• **What to produce**
Copy everything from the start of the material down to and including the line containing "page-footer [0, 1468, 994, 1538]", keeping each line unchanged.

[Region boundary data]
----------------------------------------

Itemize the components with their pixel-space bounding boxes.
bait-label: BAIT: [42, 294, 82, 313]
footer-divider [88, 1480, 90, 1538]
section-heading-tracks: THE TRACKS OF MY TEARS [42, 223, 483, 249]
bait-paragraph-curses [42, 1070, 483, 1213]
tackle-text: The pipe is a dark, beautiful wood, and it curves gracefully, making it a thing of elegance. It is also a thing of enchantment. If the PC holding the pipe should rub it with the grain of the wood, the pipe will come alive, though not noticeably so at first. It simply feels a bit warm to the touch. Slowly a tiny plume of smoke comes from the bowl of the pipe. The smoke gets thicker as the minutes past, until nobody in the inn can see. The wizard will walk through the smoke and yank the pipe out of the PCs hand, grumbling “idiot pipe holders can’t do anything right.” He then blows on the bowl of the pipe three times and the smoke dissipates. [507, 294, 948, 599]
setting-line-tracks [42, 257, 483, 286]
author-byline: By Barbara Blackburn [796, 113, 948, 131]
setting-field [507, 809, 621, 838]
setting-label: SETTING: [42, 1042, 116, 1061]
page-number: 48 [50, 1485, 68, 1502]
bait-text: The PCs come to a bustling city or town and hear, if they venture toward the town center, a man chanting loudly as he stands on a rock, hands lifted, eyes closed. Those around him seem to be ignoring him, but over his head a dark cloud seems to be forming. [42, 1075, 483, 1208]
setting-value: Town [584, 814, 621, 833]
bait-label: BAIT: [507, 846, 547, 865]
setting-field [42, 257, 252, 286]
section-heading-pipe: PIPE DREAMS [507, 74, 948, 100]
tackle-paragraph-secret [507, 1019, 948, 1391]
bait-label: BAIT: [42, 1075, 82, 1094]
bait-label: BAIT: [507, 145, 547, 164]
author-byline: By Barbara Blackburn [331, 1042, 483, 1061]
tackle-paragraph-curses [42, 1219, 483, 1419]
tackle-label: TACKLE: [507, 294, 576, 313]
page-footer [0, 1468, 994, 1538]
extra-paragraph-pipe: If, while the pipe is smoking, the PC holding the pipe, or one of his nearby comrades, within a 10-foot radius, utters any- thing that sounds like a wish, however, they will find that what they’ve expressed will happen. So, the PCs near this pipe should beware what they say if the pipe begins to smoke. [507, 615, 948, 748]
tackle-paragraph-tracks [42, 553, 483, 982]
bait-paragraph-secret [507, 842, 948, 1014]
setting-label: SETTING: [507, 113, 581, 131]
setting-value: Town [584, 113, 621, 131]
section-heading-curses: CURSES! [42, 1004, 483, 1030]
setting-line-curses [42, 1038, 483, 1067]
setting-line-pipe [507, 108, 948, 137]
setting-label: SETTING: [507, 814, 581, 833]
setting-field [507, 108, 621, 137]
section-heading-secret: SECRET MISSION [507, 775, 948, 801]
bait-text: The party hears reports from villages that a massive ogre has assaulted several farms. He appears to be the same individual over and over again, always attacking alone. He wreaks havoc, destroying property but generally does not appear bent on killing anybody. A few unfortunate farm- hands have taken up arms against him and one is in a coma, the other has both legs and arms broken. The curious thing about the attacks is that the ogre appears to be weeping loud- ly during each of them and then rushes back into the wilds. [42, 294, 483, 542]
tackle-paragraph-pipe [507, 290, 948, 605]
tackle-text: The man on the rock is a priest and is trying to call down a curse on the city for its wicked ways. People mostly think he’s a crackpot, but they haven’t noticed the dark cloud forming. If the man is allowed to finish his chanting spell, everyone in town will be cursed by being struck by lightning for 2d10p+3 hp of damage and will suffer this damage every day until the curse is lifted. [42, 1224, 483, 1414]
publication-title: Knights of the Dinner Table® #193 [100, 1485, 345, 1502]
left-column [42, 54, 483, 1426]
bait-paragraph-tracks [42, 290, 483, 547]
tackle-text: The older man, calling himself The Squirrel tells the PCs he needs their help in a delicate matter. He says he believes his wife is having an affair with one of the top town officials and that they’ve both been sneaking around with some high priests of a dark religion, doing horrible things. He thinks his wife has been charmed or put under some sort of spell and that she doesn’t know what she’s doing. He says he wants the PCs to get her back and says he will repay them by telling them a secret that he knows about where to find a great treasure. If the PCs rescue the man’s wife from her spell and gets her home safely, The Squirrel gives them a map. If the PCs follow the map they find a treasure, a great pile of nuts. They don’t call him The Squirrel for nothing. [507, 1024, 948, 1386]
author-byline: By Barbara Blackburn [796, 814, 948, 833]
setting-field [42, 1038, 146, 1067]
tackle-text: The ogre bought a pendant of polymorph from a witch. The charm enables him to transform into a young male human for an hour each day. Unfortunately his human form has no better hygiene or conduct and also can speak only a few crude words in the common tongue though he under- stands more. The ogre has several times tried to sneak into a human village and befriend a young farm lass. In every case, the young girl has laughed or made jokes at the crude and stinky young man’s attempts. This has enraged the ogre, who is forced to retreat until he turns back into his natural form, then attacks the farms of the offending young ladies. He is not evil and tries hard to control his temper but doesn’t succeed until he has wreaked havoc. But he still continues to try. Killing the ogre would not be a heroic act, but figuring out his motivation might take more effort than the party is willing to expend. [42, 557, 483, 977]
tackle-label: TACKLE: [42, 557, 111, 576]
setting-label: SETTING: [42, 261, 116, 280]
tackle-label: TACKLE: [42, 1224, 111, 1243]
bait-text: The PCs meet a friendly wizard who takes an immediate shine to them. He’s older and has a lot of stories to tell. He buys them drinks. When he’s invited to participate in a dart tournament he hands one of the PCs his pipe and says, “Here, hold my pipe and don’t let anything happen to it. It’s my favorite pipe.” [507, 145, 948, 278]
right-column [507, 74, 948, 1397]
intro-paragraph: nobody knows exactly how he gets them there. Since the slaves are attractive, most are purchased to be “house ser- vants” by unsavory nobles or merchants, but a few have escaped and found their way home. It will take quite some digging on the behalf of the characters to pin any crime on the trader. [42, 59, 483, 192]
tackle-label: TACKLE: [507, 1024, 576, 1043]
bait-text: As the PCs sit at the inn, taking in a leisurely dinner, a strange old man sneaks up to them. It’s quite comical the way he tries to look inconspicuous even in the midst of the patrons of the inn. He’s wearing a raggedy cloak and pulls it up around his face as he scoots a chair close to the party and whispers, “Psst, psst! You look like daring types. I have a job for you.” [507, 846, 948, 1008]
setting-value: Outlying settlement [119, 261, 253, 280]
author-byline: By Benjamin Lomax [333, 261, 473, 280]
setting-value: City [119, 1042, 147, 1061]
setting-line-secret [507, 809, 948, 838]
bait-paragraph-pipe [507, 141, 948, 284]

----------------------------------------

• **Exercise response**
Itemize the components with their pixel-space bounding boxes.
bait-label: BAIT: [42, 294, 82, 313]
footer-divider [88, 1480, 90, 1538]
section-heading-tracks: THE TRACKS OF MY TEARS [42, 223, 483, 249]
bait-paragraph-curses [42, 1070, 483, 1213]
tackle-text: The pipe is a dark, beautiful wood, and it curves gracefully, making it a thing of elegance. It is also a thing of enchantment. If the PC holding the pipe should rub it with the grain of the wood, the pipe will come alive, though not noticeably so at first. It simply feels a bit warm to the touch. Slowly a tiny plume of smoke comes from the bowl of the pipe. The smoke gets thicker as the minutes past, until nobody in the inn can see. The wizard will walk through the smoke and yank the pipe out of the PCs hand, grumbling “idiot pipe holders can’t do anything right.” He then blows on the bowl of the pipe three times and the smoke dissipates. [507, 294, 948, 599]
setting-line-tracks [42, 257, 483, 286]
author-byline: By Barbara Blackburn [796, 113, 948, 131]
setting-field [507, 809, 621, 838]
setting-label: SETTING: [42, 1042, 116, 1061]
page-number: 48 [50, 1485, 68, 1502]
bait-text: The PCs come to a bustling city or town and hear, if they venture toward the town center, a man chanting loudly as he stands on a rock, hands lifted, eyes closed. Those around him seem to be ignoring him, but over his head a dark cloud seems to be forming. [42, 1075, 483, 1208]
setting-value: Town [584, 814, 621, 833]
bait-label: BAIT: [507, 846, 547, 865]
setting-field [42, 257, 252, 286]
section-heading-pipe: PIPE DREAMS [507, 74, 948, 100]
tackle-paragraph-secret [507, 1019, 948, 1391]
bait-label: BAIT: [42, 1075, 82, 1094]
bait-label: BAIT: [507, 145, 547, 164]
author-byline: By Barbara Blackburn [331, 1042, 483, 1061]
tackle-paragraph-curses [42, 1219, 483, 1419]
tackle-label: TACKLE: [507, 294, 576, 313]
page-footer [0, 1468, 994, 1538]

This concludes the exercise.